>> Begin TASK INPUTS

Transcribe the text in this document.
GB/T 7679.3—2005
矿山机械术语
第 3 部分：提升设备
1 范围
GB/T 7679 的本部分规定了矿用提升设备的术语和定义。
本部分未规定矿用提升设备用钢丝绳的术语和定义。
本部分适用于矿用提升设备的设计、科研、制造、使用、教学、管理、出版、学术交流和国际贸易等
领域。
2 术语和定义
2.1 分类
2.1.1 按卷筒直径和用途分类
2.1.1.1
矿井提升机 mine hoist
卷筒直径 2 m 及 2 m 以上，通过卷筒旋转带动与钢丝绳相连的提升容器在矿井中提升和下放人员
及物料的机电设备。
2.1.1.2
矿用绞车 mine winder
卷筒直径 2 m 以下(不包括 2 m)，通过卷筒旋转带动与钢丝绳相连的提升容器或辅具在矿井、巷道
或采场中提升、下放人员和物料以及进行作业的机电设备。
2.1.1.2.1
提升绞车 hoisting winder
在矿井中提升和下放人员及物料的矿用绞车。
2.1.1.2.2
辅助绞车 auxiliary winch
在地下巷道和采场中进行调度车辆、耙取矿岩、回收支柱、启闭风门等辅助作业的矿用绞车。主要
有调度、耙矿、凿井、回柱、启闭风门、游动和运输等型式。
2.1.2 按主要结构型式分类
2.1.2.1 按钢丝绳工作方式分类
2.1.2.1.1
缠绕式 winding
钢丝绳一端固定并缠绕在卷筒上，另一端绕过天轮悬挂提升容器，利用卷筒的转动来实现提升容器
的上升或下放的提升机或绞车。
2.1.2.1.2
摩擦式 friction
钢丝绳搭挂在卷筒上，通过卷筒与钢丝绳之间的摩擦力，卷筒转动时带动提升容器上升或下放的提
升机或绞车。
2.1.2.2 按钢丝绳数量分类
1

>> End TASK INPUTS

## TASK REQUIREMENTS
Every entry should be output exactly as written, please.

## CORRECT RESULT
Transcribe the text in this document.
GB/T 7679.3—2005
矿山机械术语
第 3 部分：提升设备
1 范围
GB/T 7679 的本部分规定了矿用提升设备的术语和定义。
本部分未规定矿用提升设备用钢丝绳的术语和定义。
本部分适用于矿用提升设备的设计、科研、制造、使用、教学、管理、出版、学术交流和国际贸易等
领域。
2 术语和定义
2.1 分类
2.1.1 按卷筒直径和用途分类
2.1.1.1
矿井提升机 mine hoist
卷筒直径 2 m 及 2 m 以上，通过卷筒旋转带动与钢丝绳相连的提升容器在矿井中提升和下放人员
及物料的机电设备。
2.1.1.2
矿用绞车 mine winder
卷筒直径 2 m 以下(不包括 2 m)，通过卷筒旋转带动与钢丝绳相连的提升容器或辅具在矿井、巷道
或采场中提升、下放人员和物料以及进行作业的机电设备。
2.1.1.2.1
提升绞车 hoisting winder
在矿井中提升和下放人员及物料的矿用绞车。
2.1.1.2.2
辅助绞车 auxiliary winch
在地下巷道和采场中进行调度车辆、耙取矿岩、回收支柱、启闭风门等辅助作业的矿用绞车。主要
有调度、耙矿、凿井、回柱、启闭风门、游动和运输等型式。
2.1.2 按主要结构型式分类
2.1.2.1 按钢丝绳工作方式分类
2.1.2.1.1
缠绕式 winding
钢丝绳一端固定并缠绕在卷筒上，另一端绕过天轮悬挂提升容器，利用卷筒的转动来实现提升容器
的上升或下放的提升机或绞车。
2.1.2.1.2
摩擦式 friction
钢丝绳搭挂在卷筒上，通过卷筒与钢丝绳之间的摩擦力，卷筒转动时带动提升容器上升或下放的提
升机或绞车。
2.1.2.2 按钢丝绳数量分类
1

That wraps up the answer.